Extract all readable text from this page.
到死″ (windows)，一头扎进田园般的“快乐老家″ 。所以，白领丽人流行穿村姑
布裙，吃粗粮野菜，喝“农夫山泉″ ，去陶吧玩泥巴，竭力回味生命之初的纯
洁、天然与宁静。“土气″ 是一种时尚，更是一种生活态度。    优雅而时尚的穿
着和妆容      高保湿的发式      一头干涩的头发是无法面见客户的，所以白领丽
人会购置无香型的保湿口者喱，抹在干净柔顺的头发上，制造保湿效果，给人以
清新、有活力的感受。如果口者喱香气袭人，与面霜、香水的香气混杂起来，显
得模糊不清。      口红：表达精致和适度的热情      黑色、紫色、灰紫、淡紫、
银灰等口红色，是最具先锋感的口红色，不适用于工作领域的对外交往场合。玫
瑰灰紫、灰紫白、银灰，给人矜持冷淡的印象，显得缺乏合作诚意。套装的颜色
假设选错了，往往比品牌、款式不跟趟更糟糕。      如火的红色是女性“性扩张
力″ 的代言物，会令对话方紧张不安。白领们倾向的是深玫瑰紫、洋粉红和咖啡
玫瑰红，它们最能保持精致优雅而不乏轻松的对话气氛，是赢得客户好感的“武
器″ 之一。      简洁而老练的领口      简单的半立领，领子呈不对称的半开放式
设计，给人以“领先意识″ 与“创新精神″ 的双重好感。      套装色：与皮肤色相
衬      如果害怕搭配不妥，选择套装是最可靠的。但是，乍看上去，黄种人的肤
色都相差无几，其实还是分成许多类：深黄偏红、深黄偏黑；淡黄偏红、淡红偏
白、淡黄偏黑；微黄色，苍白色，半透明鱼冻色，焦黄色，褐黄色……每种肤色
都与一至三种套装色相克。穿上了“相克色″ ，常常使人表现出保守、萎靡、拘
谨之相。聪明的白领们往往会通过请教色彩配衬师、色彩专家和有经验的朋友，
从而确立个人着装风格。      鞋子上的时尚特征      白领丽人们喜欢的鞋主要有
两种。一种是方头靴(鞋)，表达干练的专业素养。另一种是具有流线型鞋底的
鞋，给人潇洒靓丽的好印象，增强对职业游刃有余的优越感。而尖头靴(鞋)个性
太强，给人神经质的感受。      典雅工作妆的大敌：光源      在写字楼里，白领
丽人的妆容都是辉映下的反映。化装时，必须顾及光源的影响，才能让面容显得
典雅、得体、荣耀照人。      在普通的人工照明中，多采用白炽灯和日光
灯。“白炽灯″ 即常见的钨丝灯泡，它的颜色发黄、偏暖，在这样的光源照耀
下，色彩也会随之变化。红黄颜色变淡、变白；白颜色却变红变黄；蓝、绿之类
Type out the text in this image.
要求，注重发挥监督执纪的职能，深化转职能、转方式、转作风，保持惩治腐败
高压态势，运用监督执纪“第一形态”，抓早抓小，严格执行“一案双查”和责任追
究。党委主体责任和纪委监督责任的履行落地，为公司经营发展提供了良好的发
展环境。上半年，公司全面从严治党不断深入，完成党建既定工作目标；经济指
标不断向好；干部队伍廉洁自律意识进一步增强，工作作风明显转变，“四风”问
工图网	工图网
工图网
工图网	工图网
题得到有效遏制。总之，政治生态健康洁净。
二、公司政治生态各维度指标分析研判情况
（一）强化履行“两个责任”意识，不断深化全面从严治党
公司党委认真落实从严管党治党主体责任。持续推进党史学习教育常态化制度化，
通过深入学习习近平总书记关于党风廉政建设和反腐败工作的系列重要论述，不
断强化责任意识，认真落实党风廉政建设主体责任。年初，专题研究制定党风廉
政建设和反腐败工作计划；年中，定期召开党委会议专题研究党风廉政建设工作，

·····

• _Set task_
The records above should be repeated in full, exactly as given.

• _Complete answer_
Extract all readable text from this page.
到死″ (windows)，一头扎进田园般的“快乐老家″ 。所以，白领丽人流行穿村姑
布裙，吃粗粮野菜，喝“农夫山泉″ ，去陶吧玩泥巴，竭力回味生命之初的纯
洁、天然与宁静。“土气″ 是一种时尚，更是一种生活态度。    优雅而时尚的穿
着和妆容      高保湿的发式      一头干涩的头发是无法面见客户的，所以白领丽
人会购置无香型的保湿口者喱，抹在干净柔顺的头发上，制造保湿效果，给人以
清新、有活力的感受。如果口者喱香气袭人，与面霜、香水的香气混杂起来，显
得模糊不清。      口红：表达精致和适度的热情      黑色、紫色、灰紫、淡紫、
银灰等口红色，是最具先锋感的口红色，不适用于工作领域的对外交往场合。玫
瑰灰紫、灰紫白、银灰，给人矜持冷淡的印象，显得缺乏合作诚意。套装的颜色
假设选错了，往往比品牌、款式不跟趟更糟糕。      如火的红色是女性“性扩张
力″ 的代言物，会令对话方紧张不安。白领们倾向的是深玫瑰紫、洋粉红和咖啡
玫瑰红，它们最能保持精致优雅而不乏轻松的对话气氛，是赢得客户好感的“武
器″ 之一。      简洁而老练的领口      简单的半立领，领子呈不对称的半开放式
设计，给人以“领先意识″ 与“创新精神″ 的双重好感。      套装色：与皮肤色相
衬      如果害怕搭配不妥，选择套装是最可靠的。但是，乍看上去，黄种人的肤
色都相差无几，其实还是分成许多类：深黄偏红、深黄偏黑；淡黄偏红、淡红偏
白、淡黄偏黑；微黄色，苍白色，半透明鱼冻色，焦黄色，褐黄色……每种肤色
都与一至三种套装色相克。穿上了“相克色″ ，常常使人表现出保守、萎靡、拘
谨之相。聪明的白领们往往会通过请教色彩配衬师、色彩专家和有经验的朋友，
从而确立个人着装风格。      鞋子上的时尚特征      白领丽人们喜欢的鞋主要有
两种。一种是方头靴(鞋)，表达干练的专业素养。另一种是具有流线型鞋底的
鞋，给人潇洒靓丽的好印象，增强对职业游刃有余的优越感。而尖头靴(鞋)个性
太强，给人神经质的感受。      典雅工作妆的大敌：光源      在写字楼里，白领
丽人的妆容都是辉映下的反映。化装时，必须顾及光源的影响，才能让面容显得
典雅、得体、荣耀照人。      在普通的人工照明中，多采用白炽灯和日光
灯。“白炽灯″ 即常见的钨丝灯泡，它的颜色发黄、偏暖，在这样的光源照耀
下，色彩也会随之变化。红黄颜色变淡、变白；白颜色却变红变黄；蓝、绿之类
Type out the text in this image.
要求，注重发挥监督执纪的职能，深化转职能、转方式、转作风，保持惩治腐败
高压态势，运用监督执纪“第一形态”，抓早抓小，严格执行“一案双查”和责任追
究。党委主体责任和纪委监督责任的履行落地，为公司经营发展提供了良好的发
展环境。上半年，公司全面从严治党不断深入，完成党建既定工作目标；经济指
标不断向好；干部队伍廉洁自律意识进一步增强，工作作风明显转变，“四风”问
工图网	工图网
工图网
工图网	工图网
题得到有效遏制。总之，政治生态健康洁净。
二、公司政治生态各维度指标分析研判情况
（一）强化履行“两个责任”意识，不断深化全面从严治党
公司党委认真落实从严管党治党主体责任。持续推进党史学习教育常态化制度化，
通过深入学习习近平总书记关于党风廉政建设和反腐败工作的系列重要论述，不
断强化责任意识，认真落实党风廉政建设主体责任。年初，专题研究制定党风廉
政建设和反腐败工作计划；年中，定期召开党委会议专题研究党风廉政建设工作，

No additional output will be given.